* _INSTRUCTIONS TO FOLLOW_
Whenever the string "verbundenen" appears in a line below, please copy the line out.

* _RECORD EXTRACTS_

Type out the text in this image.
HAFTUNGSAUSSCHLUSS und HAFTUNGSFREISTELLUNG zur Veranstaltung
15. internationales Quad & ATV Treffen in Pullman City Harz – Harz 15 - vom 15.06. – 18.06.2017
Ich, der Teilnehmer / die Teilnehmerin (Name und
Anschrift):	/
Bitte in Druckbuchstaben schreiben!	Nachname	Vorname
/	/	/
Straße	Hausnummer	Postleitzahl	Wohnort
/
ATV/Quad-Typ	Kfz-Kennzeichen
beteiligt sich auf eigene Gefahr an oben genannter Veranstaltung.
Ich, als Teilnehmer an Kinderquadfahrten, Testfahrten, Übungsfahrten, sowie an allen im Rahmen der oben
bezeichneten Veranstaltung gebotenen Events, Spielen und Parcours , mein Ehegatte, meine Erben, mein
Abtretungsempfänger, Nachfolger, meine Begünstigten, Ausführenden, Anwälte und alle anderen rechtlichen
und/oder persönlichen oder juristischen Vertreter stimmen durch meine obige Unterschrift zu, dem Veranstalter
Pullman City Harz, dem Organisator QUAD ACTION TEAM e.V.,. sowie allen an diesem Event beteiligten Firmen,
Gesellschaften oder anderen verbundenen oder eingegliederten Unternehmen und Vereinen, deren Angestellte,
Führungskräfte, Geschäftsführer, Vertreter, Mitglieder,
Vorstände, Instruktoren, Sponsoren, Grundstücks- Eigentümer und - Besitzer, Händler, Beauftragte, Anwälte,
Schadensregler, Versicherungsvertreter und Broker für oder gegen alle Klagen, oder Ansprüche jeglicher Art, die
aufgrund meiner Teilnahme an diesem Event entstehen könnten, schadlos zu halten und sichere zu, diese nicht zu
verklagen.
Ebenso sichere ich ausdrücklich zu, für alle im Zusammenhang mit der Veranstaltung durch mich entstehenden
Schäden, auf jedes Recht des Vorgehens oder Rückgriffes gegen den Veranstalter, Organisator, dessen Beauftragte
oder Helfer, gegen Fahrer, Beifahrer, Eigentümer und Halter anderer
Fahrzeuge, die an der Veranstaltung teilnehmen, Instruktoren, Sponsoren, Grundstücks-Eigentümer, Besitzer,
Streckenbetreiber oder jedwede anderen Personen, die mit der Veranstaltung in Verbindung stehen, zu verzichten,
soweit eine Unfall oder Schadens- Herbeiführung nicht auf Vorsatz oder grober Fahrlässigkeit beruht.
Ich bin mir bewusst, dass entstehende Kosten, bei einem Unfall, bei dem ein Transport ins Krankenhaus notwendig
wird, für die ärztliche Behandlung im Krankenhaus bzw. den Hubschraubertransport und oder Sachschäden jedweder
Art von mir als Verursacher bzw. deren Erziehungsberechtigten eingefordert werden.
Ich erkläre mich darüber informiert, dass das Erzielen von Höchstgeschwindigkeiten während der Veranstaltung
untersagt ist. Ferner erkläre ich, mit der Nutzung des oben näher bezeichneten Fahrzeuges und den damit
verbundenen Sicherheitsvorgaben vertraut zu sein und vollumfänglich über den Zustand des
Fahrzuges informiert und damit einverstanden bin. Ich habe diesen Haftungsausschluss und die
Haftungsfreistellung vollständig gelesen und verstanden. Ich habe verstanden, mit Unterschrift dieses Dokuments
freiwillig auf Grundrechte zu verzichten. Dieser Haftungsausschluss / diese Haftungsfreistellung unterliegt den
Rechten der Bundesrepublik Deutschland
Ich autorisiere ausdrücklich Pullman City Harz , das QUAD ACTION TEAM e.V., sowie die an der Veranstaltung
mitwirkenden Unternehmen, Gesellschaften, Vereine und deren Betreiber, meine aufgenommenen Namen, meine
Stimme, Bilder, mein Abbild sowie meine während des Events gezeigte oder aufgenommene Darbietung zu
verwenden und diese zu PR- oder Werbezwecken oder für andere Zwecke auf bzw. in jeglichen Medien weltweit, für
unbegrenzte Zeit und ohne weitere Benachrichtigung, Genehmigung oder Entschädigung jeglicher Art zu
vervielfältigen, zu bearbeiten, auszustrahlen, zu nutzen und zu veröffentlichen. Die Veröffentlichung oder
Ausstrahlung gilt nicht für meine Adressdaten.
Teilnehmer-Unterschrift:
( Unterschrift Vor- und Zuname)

* _EXERCISE ANSWER_
Gesellschaften oder anderen verbundenen oder eingegliederten Unternehmen und Vereinen, deren Angestellte,
verbundenen Sicherheitsvorgaben vertraut zu sein und vollumfänglich über den Zustand des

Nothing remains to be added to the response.